■ **WRITTEN TASK**
Transcribe the records below exactly, leaving out any pictures.

■ **DATASET**
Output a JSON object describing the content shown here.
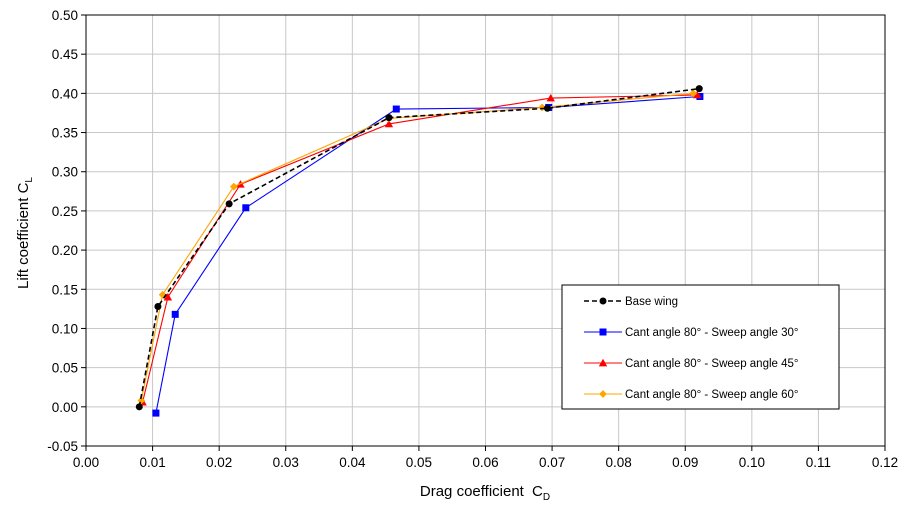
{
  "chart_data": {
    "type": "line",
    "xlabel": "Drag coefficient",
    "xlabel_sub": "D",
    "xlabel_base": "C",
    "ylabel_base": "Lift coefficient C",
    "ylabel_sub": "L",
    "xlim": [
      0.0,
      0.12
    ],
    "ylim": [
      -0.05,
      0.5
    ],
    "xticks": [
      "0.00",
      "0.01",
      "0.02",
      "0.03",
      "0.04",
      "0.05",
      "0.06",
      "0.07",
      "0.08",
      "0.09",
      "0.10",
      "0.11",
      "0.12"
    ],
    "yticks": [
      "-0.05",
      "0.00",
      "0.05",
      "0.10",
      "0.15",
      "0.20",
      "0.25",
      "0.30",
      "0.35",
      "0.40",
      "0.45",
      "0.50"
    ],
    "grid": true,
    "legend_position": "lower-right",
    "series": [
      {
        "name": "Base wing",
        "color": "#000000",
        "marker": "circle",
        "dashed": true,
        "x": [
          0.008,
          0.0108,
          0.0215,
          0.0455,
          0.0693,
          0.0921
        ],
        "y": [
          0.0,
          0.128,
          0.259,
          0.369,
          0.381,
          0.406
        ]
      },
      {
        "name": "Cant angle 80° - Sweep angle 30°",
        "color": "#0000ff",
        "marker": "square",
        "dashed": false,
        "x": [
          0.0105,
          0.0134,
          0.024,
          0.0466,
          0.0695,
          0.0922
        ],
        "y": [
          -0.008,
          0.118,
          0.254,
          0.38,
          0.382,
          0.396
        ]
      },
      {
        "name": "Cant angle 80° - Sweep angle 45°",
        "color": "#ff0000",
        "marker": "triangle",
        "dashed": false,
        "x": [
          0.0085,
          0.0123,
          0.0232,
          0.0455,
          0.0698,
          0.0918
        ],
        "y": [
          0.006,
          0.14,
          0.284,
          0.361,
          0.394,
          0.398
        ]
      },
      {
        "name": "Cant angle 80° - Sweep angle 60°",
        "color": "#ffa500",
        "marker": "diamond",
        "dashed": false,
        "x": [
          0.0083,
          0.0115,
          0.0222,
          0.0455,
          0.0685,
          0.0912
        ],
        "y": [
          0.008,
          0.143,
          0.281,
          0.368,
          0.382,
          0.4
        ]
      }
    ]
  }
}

■ **PROBLEM SOLUTION**
Output a JSON object describing the content shown here.
{
  "chart_data": {
    "type": "line",
    "xlabel": "Drag coefficient",
    "xlabel_sub": "D",
    "xlabel_base": "C",
    "ylabel_base": "Lift coefficient C",
    "ylabel_sub": "L",
    "xlim": [
      0.0,
      0.12
    ],
    "ylim": [
      -0.05,
      0.5
    ],
    "xticks": [
      "0.00",
      "0.01",
      "0.02",
      "0.03",
      "0.04",
      "0.05",
      "0.06",
      "0.07",
      "0.08",
      "0.09",
      "0.10",
      "0.11",
      "0.12"
    ],
    "yticks": [
      "-0.05",
      "0.00",
      "0.05",
      "0.10",
      "0.15",
      "0.20",
      "0.25",
      "0.30",
      "0.35",
      "0.40",
      "0.45",
      "0.50"
    ],
    "grid": true,
    "legend_position": "lower-right",
    "series": [
      {
        "name": "Base wing",
        "color": "#000000",
        "marker": "circle",
        "dashed": true,
        "x": [
          0.008,
          0.0108,
          0.0215,
          0.0455,
          0.0693,
          0.0921
        ],
        "y": [
          0.0,
          0.128,
          0.259,
          0.369,
          0.381,
          0.406
        ]
      },
      {
        "name": "Cant angle 80° - Sweep angle 30°",
        "color": "#0000ff",
        "marker": "square",
        "dashed": false,
        "x": [
          0.0105,
          0.0134,
          0.024,
          0.0466,
          0.0695,
          0.0922
        ],
        "y": [
          -0.008,
          0.118,
          0.254,
          0.38,
          0.382,
          0.396
        ]
      },
      {
        "name": "Cant angle 80° - Sweep angle 45°",
        "color": "#ff0000",
        "marker": "triangle",
        "dashed": false,
        "x": [
          0.0085,
          0.0123,
          0.0232,
          0.0455,
          0.0698,
          0.0918
        ],
        "y": [
          0.006,
          0.14,
          0.284,
          0.361,
          0.394,
          0.398
        ]
      },
      {
        "name": "Cant angle 80° - Sweep angle 60°",
        "color": "#ffa500",
        "marker": "diamond",
        "dashed": false,
        "x": [
          0.0083,
          0.0115,
          0.0222,
          0.0455,
          0.0685,
          0.0912
        ],
        "y": [
          0.008,
          0.143,
          0.281,
          0.368,
          0.382,
          0.4
        ]
      }
    ]
  }
}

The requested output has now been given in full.